_CHALLENGE_. Below are some records. Copy every line in them that holds "agency".

_DATASET CONTENT_.
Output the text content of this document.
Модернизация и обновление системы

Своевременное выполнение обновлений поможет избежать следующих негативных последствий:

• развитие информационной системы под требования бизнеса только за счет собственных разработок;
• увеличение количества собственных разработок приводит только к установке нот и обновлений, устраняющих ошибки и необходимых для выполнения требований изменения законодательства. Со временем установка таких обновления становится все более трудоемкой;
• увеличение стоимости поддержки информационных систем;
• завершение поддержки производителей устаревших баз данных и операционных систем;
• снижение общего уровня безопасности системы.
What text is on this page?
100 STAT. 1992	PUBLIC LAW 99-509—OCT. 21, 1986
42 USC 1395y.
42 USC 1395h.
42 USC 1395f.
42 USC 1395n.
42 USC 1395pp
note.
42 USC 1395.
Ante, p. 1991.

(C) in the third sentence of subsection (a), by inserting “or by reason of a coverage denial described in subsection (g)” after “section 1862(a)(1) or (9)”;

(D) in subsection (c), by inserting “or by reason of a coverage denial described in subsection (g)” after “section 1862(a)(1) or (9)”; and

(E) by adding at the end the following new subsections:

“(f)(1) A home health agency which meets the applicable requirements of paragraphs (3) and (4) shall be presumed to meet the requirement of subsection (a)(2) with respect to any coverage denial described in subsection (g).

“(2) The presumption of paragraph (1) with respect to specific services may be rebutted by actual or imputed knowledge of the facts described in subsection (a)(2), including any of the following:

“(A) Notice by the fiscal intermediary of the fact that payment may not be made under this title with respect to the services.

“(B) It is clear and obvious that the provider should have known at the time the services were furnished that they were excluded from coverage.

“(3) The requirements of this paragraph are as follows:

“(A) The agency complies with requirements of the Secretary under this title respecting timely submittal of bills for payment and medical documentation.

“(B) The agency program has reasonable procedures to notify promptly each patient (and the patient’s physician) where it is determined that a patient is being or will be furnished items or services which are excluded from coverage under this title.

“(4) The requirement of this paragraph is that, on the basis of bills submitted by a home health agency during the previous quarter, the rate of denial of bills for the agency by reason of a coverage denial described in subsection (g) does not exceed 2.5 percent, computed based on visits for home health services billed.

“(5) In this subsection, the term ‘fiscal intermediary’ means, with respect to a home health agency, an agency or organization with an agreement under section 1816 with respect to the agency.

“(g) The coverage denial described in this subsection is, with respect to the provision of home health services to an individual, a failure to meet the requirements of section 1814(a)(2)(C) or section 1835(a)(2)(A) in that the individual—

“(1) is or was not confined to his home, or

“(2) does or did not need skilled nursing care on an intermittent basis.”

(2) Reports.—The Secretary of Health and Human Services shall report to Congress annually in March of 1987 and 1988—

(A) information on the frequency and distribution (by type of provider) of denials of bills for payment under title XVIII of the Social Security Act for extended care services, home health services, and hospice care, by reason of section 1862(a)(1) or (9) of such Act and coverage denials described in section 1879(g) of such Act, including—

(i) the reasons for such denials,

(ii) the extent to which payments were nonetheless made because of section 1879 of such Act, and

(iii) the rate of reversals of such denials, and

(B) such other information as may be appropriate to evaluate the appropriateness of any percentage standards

_WRITTEN REPLY_.
“(f)(1) A home health agency which meets the applicable requirements of paragraphs (3) and (4) shall be presumed to meet the requirement of subsection (a)(2) with respect to any coverage denial described in subsection (g).
“(A) The agency complies with requirements of the Secretary under this title respecting timely submittal of bills for payment and medical documentation.
“(B) The agency program has reasonable procedures to notify promptly each patient (and the patient’s physician) where it is determined that a patient is being or will be furnished items or services which are excluded from coverage under this title.
“(4) The requirement of this paragraph is that, on the basis of bills submitted by a home health agency during the previous quarter, the rate of denial of bills for the agency by reason of a coverage denial described in subsection (g) does not exceed 2.5 percent, computed based on visits for home health services billed.
“(5) In this subsection, the term ‘fiscal intermediary’ means, with respect to a home health agency, an agency or organization with an agreement under section 1816 with respect to the agency.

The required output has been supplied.